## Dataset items
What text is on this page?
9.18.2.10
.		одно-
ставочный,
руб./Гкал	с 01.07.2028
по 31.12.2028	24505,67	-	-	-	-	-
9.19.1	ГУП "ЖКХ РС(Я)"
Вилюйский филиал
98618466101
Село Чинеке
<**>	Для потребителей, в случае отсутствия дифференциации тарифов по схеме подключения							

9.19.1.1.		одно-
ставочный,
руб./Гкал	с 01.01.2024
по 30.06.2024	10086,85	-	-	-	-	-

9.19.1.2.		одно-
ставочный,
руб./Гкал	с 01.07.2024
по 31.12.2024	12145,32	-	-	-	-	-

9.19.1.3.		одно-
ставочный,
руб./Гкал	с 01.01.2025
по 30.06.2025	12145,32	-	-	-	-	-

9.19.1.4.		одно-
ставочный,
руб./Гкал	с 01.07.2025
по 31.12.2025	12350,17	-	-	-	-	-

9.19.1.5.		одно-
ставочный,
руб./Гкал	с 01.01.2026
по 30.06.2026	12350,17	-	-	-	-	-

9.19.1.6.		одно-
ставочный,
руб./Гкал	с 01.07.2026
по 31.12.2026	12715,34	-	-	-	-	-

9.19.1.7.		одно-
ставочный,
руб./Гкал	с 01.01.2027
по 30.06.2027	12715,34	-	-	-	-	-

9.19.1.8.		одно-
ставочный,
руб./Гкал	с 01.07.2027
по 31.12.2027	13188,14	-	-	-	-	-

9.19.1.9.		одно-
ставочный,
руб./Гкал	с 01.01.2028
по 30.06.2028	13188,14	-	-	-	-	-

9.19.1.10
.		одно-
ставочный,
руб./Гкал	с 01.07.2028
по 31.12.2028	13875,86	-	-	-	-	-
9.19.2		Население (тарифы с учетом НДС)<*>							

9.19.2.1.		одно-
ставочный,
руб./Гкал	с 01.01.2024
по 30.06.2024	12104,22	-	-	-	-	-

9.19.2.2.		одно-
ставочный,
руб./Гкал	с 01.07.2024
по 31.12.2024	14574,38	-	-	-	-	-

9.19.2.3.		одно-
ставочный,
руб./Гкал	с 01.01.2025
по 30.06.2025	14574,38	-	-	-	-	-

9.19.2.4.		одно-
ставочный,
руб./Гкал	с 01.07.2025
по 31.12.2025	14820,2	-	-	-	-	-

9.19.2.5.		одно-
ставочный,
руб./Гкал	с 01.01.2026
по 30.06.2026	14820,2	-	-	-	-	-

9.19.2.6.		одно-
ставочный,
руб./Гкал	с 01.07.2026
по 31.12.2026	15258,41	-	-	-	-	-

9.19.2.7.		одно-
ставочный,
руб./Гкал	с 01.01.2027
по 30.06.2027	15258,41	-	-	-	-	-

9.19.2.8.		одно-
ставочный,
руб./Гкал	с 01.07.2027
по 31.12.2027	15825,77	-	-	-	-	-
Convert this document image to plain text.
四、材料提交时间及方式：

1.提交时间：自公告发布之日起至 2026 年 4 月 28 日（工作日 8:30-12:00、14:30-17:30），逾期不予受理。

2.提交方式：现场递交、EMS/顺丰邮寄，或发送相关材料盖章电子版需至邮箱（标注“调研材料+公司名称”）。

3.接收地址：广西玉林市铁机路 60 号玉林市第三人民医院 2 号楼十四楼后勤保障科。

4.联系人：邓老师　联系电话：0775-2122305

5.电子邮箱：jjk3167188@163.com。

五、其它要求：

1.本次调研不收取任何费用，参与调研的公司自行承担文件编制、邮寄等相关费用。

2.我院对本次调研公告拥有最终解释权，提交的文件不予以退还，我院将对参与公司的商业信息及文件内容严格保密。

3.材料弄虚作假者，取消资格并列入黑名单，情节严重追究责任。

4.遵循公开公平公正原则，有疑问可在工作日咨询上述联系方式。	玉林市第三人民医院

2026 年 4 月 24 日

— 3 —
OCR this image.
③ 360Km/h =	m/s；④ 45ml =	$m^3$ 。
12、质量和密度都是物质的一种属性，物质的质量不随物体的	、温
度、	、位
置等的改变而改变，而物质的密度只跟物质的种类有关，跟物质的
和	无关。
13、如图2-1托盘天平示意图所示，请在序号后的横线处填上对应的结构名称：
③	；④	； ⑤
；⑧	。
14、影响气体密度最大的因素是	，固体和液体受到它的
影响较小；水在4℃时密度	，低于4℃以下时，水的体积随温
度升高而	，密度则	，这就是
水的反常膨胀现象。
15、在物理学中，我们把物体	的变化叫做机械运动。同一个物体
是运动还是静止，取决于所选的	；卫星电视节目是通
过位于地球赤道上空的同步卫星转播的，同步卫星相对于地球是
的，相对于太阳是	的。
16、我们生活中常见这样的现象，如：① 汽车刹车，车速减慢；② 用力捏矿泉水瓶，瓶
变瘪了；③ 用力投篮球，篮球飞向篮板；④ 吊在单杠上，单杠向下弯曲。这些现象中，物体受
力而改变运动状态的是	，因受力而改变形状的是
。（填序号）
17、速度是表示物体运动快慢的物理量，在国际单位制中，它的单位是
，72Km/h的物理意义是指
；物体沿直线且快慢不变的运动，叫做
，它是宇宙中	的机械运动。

## TASK GOAL
Show every line of the listing in which the string "text" can be found.

## COMPLETED EXERCISE
What text is on this page?
Convert this document image to plain text.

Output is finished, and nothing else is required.